→ PROBLEM TO WORK ON
Write out all the material exactly. Leave nothing out.
BEGIN
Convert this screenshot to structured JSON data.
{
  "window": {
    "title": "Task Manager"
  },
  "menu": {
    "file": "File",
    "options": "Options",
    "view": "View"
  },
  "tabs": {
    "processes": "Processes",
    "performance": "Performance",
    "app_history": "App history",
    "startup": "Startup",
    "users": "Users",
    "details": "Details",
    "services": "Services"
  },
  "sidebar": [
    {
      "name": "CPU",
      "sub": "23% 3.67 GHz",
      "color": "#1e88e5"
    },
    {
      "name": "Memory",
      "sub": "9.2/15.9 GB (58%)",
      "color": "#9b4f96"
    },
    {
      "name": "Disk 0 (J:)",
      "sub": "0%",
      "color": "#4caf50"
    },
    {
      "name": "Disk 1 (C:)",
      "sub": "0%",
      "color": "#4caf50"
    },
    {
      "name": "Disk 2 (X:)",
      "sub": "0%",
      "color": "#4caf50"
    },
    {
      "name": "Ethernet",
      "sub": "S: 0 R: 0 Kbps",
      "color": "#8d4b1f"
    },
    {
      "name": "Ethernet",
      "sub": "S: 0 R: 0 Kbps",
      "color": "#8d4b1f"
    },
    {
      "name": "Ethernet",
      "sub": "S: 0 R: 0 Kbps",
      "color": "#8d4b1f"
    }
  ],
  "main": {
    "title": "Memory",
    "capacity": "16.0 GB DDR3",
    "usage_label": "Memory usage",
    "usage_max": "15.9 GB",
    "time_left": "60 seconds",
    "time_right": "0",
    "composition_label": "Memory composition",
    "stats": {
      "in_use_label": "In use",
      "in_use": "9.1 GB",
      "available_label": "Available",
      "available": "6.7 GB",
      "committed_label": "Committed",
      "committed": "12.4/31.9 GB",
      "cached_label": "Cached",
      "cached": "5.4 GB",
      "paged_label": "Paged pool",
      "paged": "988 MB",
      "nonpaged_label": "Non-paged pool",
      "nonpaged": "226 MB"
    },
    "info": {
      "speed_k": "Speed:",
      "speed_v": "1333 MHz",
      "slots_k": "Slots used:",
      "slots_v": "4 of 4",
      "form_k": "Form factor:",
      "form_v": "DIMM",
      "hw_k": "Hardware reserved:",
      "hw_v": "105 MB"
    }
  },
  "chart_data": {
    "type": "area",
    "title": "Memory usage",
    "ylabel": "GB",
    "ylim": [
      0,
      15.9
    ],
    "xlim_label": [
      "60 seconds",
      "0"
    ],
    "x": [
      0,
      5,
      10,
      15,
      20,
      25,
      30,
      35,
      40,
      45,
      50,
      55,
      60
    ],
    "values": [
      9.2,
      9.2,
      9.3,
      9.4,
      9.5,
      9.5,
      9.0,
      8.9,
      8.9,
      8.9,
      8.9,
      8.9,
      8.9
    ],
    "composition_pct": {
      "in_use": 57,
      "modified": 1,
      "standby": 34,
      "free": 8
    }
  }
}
END
→ RESPONSE
Convert this screenshot to structured JSON data.
{
  "window": {
    "title": "Task Manager"
  },
  "menu": {
    "file": "File",
    "options": "Options",
    "view": "View"
  },
  "tabs": {
    "processes": "Processes",
    "performance": "Performance",
    "app_history": "App history",
    "startup": "Startup",
    "users": "Users",
    "details": "Details",
    "services": "Services"
  },
  "sidebar": [
    {
      "name": "CPU",
      "sub": "23% 3.67 GHz",
      "color": "#1e88e5"
    },
    {
      "name": "Memory",
      "sub": "9.2/15.9 GB (58%)",
      "color": "#9b4f96"
    },
    {
      "name": "Disk 0 (J:)",
      "sub": "0%",
      "color": "#4caf50"
    },
    {
      "name": "Disk 1 (C:)",
      "sub": "0%",
      "color": "#4caf50"
    },
    {
      "name": "Disk 2 (X:)",
      "sub": "0%",
      "color": "#4caf50"
    },
    {
      "name": "Ethernet",
      "sub": "S: 0 R: 0 Kbps",
      "color": "#8d4b1f"
    },
    {
      "name": "Ethernet",
      "sub": "S: 0 R: 0 Kbps",
      "color": "#8d4b1f"
    },
    {
      "name": "Ethernet",
      "sub": "S: 0 R: 0 Kbps",
      "color": "#8d4b1f"
    }
  ],
  "main": {
    "title": "Memory",
    "capacity": "16.0 GB DDR3",
    "usage_label": "Memory usage",
    "usage_max": "15.9 GB",
    "time_left": "60 seconds",
    "time_right": "0",
    "composition_label": "Memory composition",
    "stats": {
      "in_use_label": "In use",
      "in_use": "9.1 GB",
      "available_label": "Available",
      "available": "6.7 GB",
      "committed_label": "Committed",
      "committed": "12.4/31.9 GB",
      "cached_label": "Cached",
      "cached": "5.4 GB",
      "paged_label": "Paged pool",
      "paged": "988 MB",
      "nonpaged_label": "Non-paged pool",
      "nonpaged": "226 MB"
    },
    "info": {
      "speed_k": "Speed:",
      "speed_v": "1333 MHz",
      "slots_k": "Slots used:",
      "slots_v": "4 of 4",
      "form_k": "Form factor:",
      "form_v": "DIMM",
      "hw_k": "Hardware reserved:",
      "hw_v": "105 MB"
    }
  },
  "chart_data": {
    "type": "area",
    "title": "Memory usage",
    "ylabel": "GB",
    "ylim": [
      0,
      15.9
    ],
    "xlim_label": [
      "60 seconds",
      "0"
    ],
    "x": [
      0,
      5,
      10,
      15,
      20,
      25,
      30,
      35,
      40,
      45,
      50,
      55,
      60
    ],
    "values": [
      9.2,
      9.2,
      9.3,
      9.4,
      9.5,
      9.5,
      9.0,
      8.9,
      8.9,
      8.9,
      8.9,
      8.9,
      8.9
    ],
    "composition_pct": {
      "in_use": 57,
      "modified": 1,
      "standby": 34,
      "free": 8
    }
  }
}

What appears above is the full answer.